■ **Extracted material**
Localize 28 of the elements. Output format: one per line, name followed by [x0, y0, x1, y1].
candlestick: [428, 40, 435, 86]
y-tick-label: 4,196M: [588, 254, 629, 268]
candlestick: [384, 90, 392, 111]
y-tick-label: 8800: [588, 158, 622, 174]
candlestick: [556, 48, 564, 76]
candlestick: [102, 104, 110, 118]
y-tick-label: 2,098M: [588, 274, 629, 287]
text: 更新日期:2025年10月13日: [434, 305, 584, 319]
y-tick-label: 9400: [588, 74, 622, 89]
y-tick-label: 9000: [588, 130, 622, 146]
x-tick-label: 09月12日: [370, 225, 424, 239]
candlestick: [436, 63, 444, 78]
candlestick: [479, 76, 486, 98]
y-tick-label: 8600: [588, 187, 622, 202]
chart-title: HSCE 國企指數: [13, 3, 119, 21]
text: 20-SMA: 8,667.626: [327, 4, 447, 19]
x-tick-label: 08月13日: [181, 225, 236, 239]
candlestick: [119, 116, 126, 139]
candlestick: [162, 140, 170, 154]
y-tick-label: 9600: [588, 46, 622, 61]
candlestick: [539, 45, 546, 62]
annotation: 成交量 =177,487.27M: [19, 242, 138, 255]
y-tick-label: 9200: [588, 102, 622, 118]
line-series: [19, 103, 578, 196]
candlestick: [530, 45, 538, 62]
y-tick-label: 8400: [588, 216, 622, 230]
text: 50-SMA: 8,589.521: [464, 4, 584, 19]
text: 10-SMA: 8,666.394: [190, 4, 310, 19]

■ **Set problem**
Reproduce the lines of all the records above without any change.

■ **Response**
Localize 28 of the elements. Output format: one per line, name followed by [x0, y0, x1, y1].
candlestick: [428, 40, 435, 86]
y-tick-label: 4,196M: [588, 254, 629, 268]
candlestick: [384, 90, 392, 111]
y-tick-label: 8800: [588, 158, 622, 174]
candlestick: [556, 48, 564, 76]
candlestick: [102, 104, 110, 118]
y-tick-label: 2,098M: [588, 274, 629, 287]
text: 更新日期:2025年10月13日: [434, 305, 584, 319]
y-tick-label: 9400: [588, 74, 622, 89]
y-tick-label: 9000: [588, 130, 622, 146]
x-tick-label: 09月12日: [370, 225, 424, 239]
candlestick: [436, 63, 444, 78]
candlestick: [479, 76, 486, 98]
y-tick-label: 8600: [588, 187, 622, 202]
chart-title: HSCE 國企指數: [13, 3, 119, 21]
text: 20-SMA: 8,667.626: [327, 4, 447, 19]
x-tick-label: 08月13日: [181, 225, 236, 239]
candlestick: [119, 116, 126, 139]
candlestick: [162, 140, 170, 154]
y-tick-label: 9600: [588, 46, 622, 61]
candlestick: [539, 45, 546, 62]
annotation: 成交量 =177,487.27M: [19, 242, 138, 255]
y-tick-label: 9200: [588, 102, 622, 118]
line-series: [19, 103, 578, 196]
candlestick: [530, 45, 538, 62]
y-tick-label: 8400: [588, 216, 622, 230]
text: 50-SMA: 8,589.521: [464, 4, 584, 19]
text: 10-SMA: 8,666.394: [190, 4, 310, 19]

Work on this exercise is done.